- **Record extracts**
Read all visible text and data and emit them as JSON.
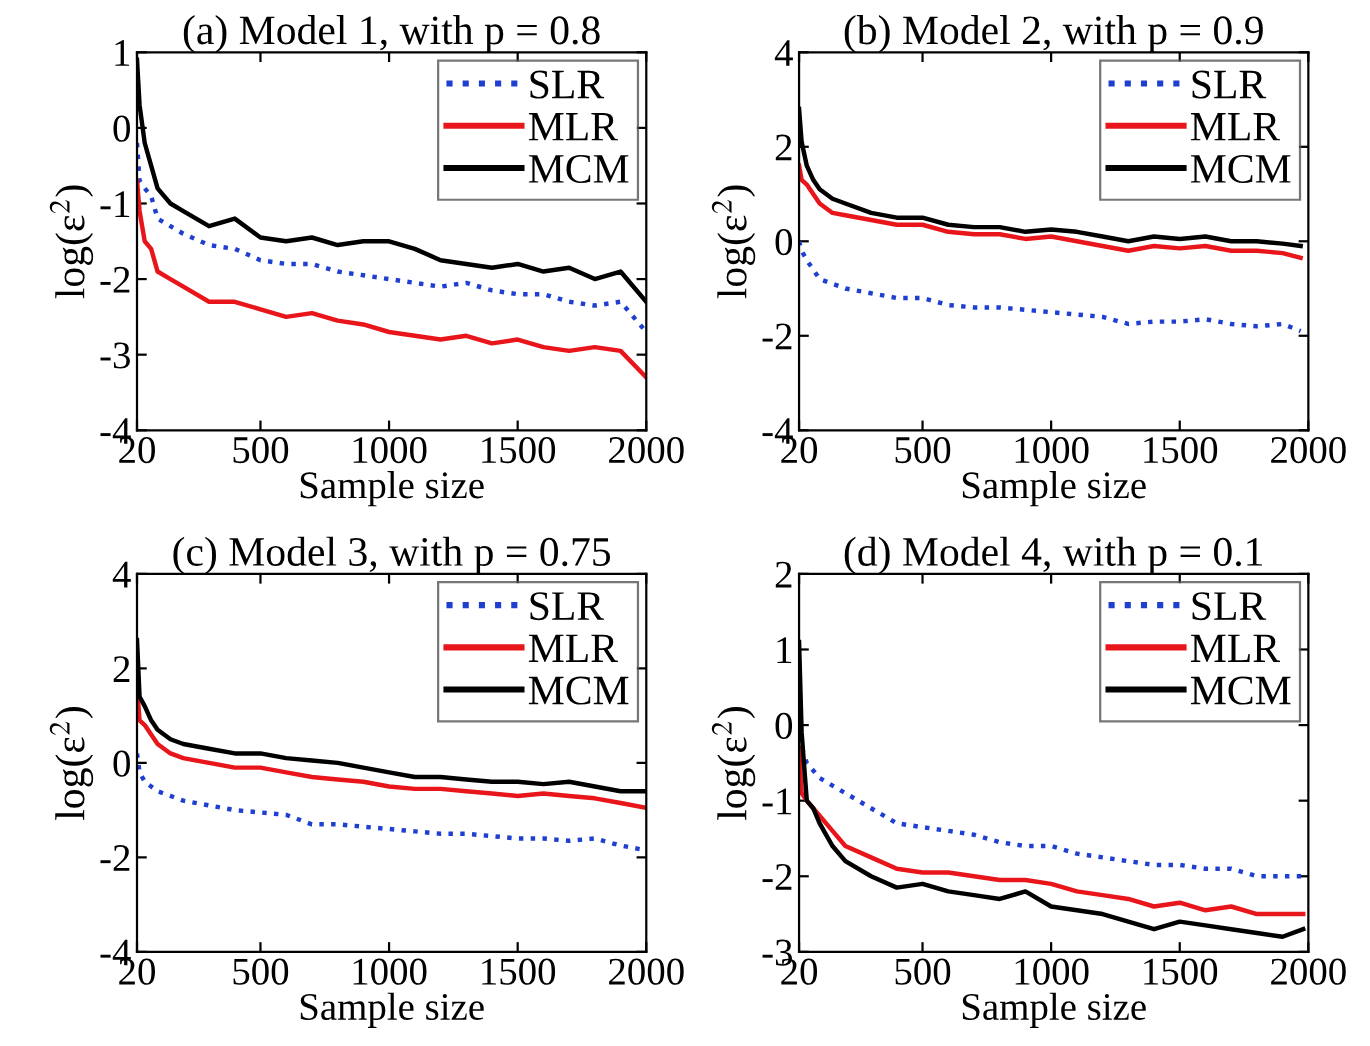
{
  "chart_data": [
    {
      "type": "line",
      "title": "(a) Model 1, with p = 0.8",
      "xlabel": "Sample size",
      "ylabel": "log(ε$^{2}$)",
      "x": [
        20,
        30,
        50,
        75,
        100,
        150,
        200,
        300,
        400,
        500,
        600,
        700,
        800,
        900,
        1000,
        1100,
        1200,
        1300,
        1400,
        1500,
        1600,
        1700,
        1800,
        1900,
        2000
      ],
      "xlim": [
        20,
        2000
      ],
      "xticks": [
        20,
        500,
        1000,
        1500,
        2000
      ],
      "ylim": [
        -4,
        1
      ],
      "yticks": [
        -4,
        -3,
        -2,
        -1,
        0,
        1
      ],
      "legend": "top right",
      "grid": false,
      "series": [
        {
          "name": "SLR",
          "color": "#1f3fd0",
          "line_style": "dotted",
          "values": [
            -0.2,
            -0.7,
            -0.8,
            -0.9,
            -1.2,
            -1.3,
            -1.4,
            -1.55,
            -1.6,
            -1.75,
            -1.8,
            -1.8,
            -1.9,
            -1.95,
            -2.0,
            -2.05,
            -2.1,
            -2.05,
            -2.15,
            -2.2,
            -2.2,
            -2.3,
            -2.35,
            -2.3,
            -2.7
          ]
        },
        {
          "name": "MLR",
          "color": "#e8161b",
          "line_style": "solid",
          "values": [
            -0.7,
            -1.1,
            -1.5,
            -1.6,
            -1.9,
            -2.0,
            -2.1,
            -2.3,
            -2.3,
            -2.4,
            -2.5,
            -2.45,
            -2.55,
            -2.6,
            -2.7,
            -2.75,
            -2.8,
            -2.75,
            -2.85,
            -2.8,
            -2.9,
            -2.95,
            -2.9,
            -2.95,
            -3.3
          ]
        },
        {
          "name": "MCM",
          "color": "#000000",
          "line_style": "solid",
          "values": [
            0.9,
            0.3,
            -0.2,
            -0.5,
            -0.8,
            -1.0,
            -1.1,
            -1.3,
            -1.2,
            -1.45,
            -1.5,
            -1.45,
            -1.55,
            -1.5,
            -1.5,
            -1.6,
            -1.75,
            -1.8,
            -1.85,
            -1.8,
            -1.9,
            -1.85,
            -2.0,
            -1.9,
            -2.3
          ]
        }
      ]
    },
    {
      "type": "line",
      "title": "(b) Model 2, with p = 0.9",
      "xlabel": "Sample size",
      "ylabel": "log(ε$^{2}$)",
      "x": [
        20,
        30,
        50,
        75,
        100,
        150,
        200,
        300,
        400,
        500,
        600,
        700,
        800,
        900,
        1000,
        1100,
        1200,
        1300,
        1400,
        1500,
        1600,
        1700,
        1800,
        1900,
        1970
      ],
      "xlim": [
        20,
        2000
      ],
      "xticks": [
        20,
        500,
        1000,
        1500,
        2000
      ],
      "ylim": [
        -4,
        4
      ],
      "yticks": [
        -4,
        -2,
        0,
        2,
        4
      ],
      "legend": "top right",
      "grid": false,
      "series": [
        {
          "name": "SLR",
          "color": "#1f3fd0",
          "line_style": "dotted",
          "values": [
            0.0,
            -0.2,
            -0.4,
            -0.6,
            -0.8,
            -0.9,
            -1.0,
            -1.1,
            -1.2,
            -1.2,
            -1.35,
            -1.4,
            -1.4,
            -1.45,
            -1.5,
            -1.55,
            -1.6,
            -1.75,
            -1.7,
            -1.7,
            -1.65,
            -1.75,
            -1.8,
            -1.75,
            -1.9
          ]
        },
        {
          "name": "MLR",
          "color": "#e8161b",
          "line_style": "solid",
          "values": [
            1.6,
            1.3,
            1.2,
            1.0,
            0.8,
            0.6,
            0.55,
            0.45,
            0.35,
            0.35,
            0.2,
            0.15,
            0.15,
            0.05,
            0.1,
            0.0,
            -0.1,
            -0.2,
            -0.1,
            -0.15,
            -0.1,
            -0.2,
            -0.2,
            -0.25,
            -0.35
          ]
        },
        {
          "name": "MCM",
          "color": "#000000",
          "line_style": "solid",
          "values": [
            2.8,
            2.1,
            1.6,
            1.3,
            1.1,
            0.9,
            0.8,
            0.6,
            0.5,
            0.5,
            0.35,
            0.3,
            0.3,
            0.2,
            0.25,
            0.2,
            0.1,
            0.0,
            0.1,
            0.05,
            0.1,
            0.0,
            0.0,
            -0.05,
            -0.1
          ]
        }
      ]
    },
    {
      "type": "line",
      "title": "(c) Model 3, with p = 0.75",
      "xlabel": "Sample size",
      "ylabel": "log(ε$^{2}$)",
      "x": [
        20,
        30,
        50,
        75,
        100,
        150,
        200,
        300,
        400,
        500,
        600,
        700,
        800,
        900,
        1000,
        1100,
        1200,
        1300,
        1400,
        1500,
        1600,
        1700,
        1800,
        1900,
        2000
      ],
      "xlim": [
        20,
        2000
      ],
      "xticks": [
        20,
        500,
        1000,
        1500,
        2000
      ],
      "ylim": [
        -4,
        4
      ],
      "yticks": [
        -4,
        -2,
        0,
        2,
        4
      ],
      "legend": "top right",
      "grid": false,
      "series": [
        {
          "name": "SLR",
          "color": "#1f3fd0",
          "line_style": "dotted",
          "values": [
            0.2,
            -0.2,
            -0.4,
            -0.5,
            -0.6,
            -0.7,
            -0.8,
            -0.9,
            -1.0,
            -1.05,
            -1.1,
            -1.3,
            -1.3,
            -1.35,
            -1.4,
            -1.45,
            -1.5,
            -1.5,
            -1.55,
            -1.6,
            -1.6,
            -1.65,
            -1.6,
            -1.75,
            -1.85
          ]
        },
        {
          "name": "MLR",
          "color": "#e8161b",
          "line_style": "solid",
          "values": [
            1.6,
            0.9,
            0.8,
            0.6,
            0.4,
            0.2,
            0.1,
            0.0,
            -0.1,
            -0.1,
            -0.2,
            -0.3,
            -0.35,
            -0.4,
            -0.5,
            -0.55,
            -0.55,
            -0.6,
            -0.65,
            -0.7,
            -0.65,
            -0.7,
            -0.75,
            -0.85,
            -0.95
          ]
        },
        {
          "name": "MCM",
          "color": "#000000",
          "line_style": "solid",
          "values": [
            2.6,
            1.4,
            1.2,
            0.9,
            0.7,
            0.5,
            0.4,
            0.3,
            0.2,
            0.2,
            0.1,
            0.05,
            0.0,
            -0.1,
            -0.2,
            -0.3,
            -0.3,
            -0.35,
            -0.4,
            -0.4,
            -0.45,
            -0.4,
            -0.5,
            -0.6,
            -0.6
          ]
        }
      ]
    },
    {
      "type": "line",
      "title": "(d) Model 4, with p = 0.1",
      "xlabel": "Sample size",
      "ylabel": "log(ε$^{2}$)",
      "x": [
        20,
        30,
        50,
        75,
        100,
        150,
        200,
        300,
        400,
        500,
        600,
        700,
        800,
        900,
        1000,
        1100,
        1200,
        1300,
        1400,
        1500,
        1600,
        1700,
        1800,
        1900,
        1980
      ],
      "xlim": [
        20,
        2000
      ],
      "xticks": [
        20,
        500,
        1000,
        1500,
        2000
      ],
      "ylim": [
        -3,
        2
      ],
      "yticks": [
        -3,
        -2,
        -1,
        0,
        1,
        2
      ],
      "legend": "top right",
      "grid": false,
      "series": [
        {
          "name": "SLR",
          "color": "#1f3fd0",
          "line_style": "dotted",
          "values": [
            0.0,
            -0.3,
            -0.5,
            -0.6,
            -0.7,
            -0.8,
            -0.9,
            -1.1,
            -1.3,
            -1.35,
            -1.4,
            -1.45,
            -1.55,
            -1.6,
            -1.6,
            -1.7,
            -1.75,
            -1.8,
            -1.85,
            -1.85,
            -1.9,
            -1.9,
            -2.0,
            -2.0,
            -2.0
          ]
        },
        {
          "name": "MLR",
          "color": "#e8161b",
          "line_style": "solid",
          "values": [
            -0.3,
            -0.9,
            -1.0,
            -1.1,
            -1.2,
            -1.4,
            -1.6,
            -1.75,
            -1.9,
            -1.95,
            -1.95,
            -2.0,
            -2.05,
            -2.05,
            -2.1,
            -2.2,
            -2.25,
            -2.3,
            -2.4,
            -2.35,
            -2.45,
            -2.4,
            -2.5,
            -2.5,
            -2.5
          ]
        },
        {
          "name": "MCM",
          "color": "#000000",
          "line_style": "solid",
          "values": [
            1.1,
            -0.1,
            -1.0,
            -1.1,
            -1.3,
            -1.6,
            -1.8,
            -2.0,
            -2.15,
            -2.1,
            -2.2,
            -2.25,
            -2.3,
            -2.2,
            -2.4,
            -2.45,
            -2.5,
            -2.6,
            -2.7,
            -2.6,
            -2.65,
            -2.7,
            -2.75,
            -2.8,
            -2.7
          ]
        }
      ]
    }
  ]
}
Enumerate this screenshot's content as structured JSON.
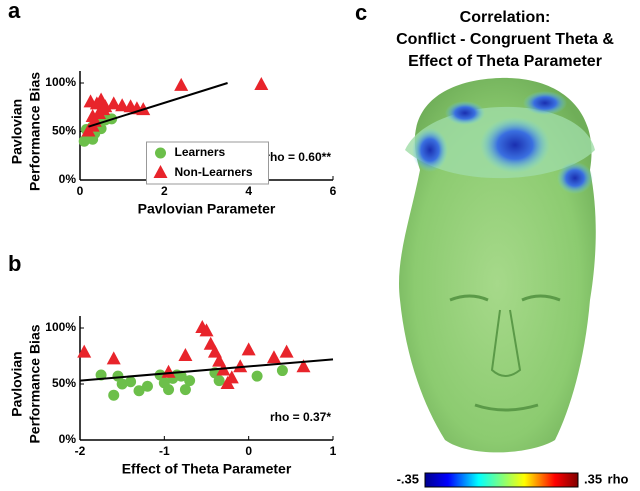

- **Stated problem**
Using the listing above, pick out each line that contains the word "with", then copy it.

- **Solution for this problem**
      "title": "(a) Model 1, with p = 0.8",
      "title": "(b) Model 2, with p = 0.9",
      "title": "(c) Model 3, with p = 0.75",
      "title": "(d) Model 4, with p = 0.1",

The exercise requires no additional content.